* **WHAT IS EXPECTED**: Wherever a line holds the string "page", copy that line.

::::::

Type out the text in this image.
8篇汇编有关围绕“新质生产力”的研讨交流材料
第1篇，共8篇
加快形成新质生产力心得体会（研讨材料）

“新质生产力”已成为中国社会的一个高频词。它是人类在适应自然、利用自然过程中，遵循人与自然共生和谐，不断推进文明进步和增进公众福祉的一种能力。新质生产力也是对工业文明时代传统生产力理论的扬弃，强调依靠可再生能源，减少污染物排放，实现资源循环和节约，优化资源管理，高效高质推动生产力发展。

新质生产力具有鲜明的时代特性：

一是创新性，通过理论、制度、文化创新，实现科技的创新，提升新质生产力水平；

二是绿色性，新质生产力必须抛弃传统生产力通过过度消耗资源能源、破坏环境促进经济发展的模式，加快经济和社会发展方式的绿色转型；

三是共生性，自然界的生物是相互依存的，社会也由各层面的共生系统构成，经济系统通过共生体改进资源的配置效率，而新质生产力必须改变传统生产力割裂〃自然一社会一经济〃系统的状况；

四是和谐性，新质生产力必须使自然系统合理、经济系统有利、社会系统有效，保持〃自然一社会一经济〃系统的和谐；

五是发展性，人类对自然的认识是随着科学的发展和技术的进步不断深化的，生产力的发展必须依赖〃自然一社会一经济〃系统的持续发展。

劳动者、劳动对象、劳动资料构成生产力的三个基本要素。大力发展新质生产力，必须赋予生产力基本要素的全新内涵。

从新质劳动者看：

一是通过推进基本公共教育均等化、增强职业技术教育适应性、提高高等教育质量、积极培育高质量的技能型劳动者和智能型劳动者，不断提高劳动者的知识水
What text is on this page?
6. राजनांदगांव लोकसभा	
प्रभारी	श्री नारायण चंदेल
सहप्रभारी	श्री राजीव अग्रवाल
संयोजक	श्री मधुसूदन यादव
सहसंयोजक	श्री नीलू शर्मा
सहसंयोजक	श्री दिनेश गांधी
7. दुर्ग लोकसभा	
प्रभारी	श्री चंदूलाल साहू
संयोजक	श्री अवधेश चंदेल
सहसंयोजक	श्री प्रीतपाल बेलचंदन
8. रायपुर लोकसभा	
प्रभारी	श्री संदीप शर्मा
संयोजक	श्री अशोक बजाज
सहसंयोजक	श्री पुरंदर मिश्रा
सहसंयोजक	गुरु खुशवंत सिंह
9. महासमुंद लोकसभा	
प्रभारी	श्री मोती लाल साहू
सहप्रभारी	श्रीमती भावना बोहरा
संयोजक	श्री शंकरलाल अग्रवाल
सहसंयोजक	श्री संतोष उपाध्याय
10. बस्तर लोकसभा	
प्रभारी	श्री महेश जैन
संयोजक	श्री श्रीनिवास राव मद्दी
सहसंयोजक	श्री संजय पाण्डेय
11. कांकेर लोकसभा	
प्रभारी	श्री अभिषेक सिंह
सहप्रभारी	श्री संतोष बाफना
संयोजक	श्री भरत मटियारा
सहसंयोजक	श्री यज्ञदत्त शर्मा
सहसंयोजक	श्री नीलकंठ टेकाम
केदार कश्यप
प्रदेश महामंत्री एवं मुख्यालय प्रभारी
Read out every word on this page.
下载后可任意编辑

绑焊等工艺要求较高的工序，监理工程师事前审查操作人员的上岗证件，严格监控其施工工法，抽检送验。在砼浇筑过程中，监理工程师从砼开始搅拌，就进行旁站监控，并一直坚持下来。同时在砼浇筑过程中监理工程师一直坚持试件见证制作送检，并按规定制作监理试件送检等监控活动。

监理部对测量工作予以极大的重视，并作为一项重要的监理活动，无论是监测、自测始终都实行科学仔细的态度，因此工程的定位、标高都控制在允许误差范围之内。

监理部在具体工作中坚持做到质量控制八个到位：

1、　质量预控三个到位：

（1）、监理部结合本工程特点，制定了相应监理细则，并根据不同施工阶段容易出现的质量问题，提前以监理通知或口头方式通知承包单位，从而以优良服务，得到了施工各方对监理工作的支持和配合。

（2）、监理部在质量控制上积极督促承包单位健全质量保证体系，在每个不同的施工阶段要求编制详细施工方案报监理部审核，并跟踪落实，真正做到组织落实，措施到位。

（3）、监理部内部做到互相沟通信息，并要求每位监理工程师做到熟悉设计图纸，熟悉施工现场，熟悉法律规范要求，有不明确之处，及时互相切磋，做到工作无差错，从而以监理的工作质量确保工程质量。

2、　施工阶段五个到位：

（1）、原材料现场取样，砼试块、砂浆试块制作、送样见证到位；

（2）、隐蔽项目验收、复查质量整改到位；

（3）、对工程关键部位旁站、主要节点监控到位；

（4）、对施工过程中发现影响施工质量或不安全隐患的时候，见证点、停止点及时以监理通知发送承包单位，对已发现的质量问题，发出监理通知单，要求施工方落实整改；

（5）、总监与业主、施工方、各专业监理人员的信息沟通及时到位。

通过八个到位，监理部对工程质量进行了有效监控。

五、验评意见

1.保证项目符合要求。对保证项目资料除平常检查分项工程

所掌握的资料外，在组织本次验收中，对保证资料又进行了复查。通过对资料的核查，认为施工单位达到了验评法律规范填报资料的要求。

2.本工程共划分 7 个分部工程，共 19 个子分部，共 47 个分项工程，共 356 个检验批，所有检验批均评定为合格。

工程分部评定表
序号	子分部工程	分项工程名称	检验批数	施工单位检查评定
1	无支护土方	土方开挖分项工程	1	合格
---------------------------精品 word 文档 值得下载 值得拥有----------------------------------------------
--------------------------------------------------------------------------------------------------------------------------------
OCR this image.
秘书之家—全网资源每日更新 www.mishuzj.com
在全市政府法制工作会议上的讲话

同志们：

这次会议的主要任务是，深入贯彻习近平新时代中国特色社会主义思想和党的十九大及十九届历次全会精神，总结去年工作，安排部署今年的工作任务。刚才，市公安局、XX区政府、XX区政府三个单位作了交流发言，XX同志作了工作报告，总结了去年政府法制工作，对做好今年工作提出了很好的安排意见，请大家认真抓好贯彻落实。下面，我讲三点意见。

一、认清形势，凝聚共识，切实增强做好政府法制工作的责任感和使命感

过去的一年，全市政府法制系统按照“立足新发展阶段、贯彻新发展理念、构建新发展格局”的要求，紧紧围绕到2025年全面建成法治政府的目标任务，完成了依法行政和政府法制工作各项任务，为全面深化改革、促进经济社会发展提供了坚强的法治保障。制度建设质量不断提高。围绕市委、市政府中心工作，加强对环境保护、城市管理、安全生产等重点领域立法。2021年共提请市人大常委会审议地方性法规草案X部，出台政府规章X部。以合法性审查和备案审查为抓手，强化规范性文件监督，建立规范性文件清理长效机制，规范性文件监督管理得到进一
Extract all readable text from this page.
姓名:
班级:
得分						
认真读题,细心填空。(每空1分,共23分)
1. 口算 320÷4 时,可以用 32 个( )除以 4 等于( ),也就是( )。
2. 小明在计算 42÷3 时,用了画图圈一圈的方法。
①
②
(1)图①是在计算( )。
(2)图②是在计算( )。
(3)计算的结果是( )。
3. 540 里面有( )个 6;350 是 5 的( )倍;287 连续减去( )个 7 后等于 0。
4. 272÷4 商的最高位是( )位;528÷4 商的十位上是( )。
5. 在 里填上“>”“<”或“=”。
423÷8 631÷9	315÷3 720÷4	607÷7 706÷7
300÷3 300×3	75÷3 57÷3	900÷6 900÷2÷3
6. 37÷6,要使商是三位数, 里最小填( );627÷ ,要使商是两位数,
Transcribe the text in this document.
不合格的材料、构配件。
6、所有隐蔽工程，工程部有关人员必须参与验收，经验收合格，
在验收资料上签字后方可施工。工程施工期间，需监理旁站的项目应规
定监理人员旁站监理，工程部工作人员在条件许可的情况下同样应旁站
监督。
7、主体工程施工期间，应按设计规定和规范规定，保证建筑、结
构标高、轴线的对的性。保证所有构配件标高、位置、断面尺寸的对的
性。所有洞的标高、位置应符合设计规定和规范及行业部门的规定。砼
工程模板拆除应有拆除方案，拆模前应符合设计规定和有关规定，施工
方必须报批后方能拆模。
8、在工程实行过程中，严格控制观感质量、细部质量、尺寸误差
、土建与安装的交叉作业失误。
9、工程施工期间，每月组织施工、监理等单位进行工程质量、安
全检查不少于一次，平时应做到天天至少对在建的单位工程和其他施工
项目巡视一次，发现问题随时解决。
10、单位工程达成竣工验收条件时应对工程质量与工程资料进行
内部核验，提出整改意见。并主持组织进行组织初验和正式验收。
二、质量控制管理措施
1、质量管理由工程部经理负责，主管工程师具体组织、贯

::::::

* **SOLUTION FOR THIS PROBLEM**:
What text is on this page?
Read out every word on this page.
Extract all readable text from this page.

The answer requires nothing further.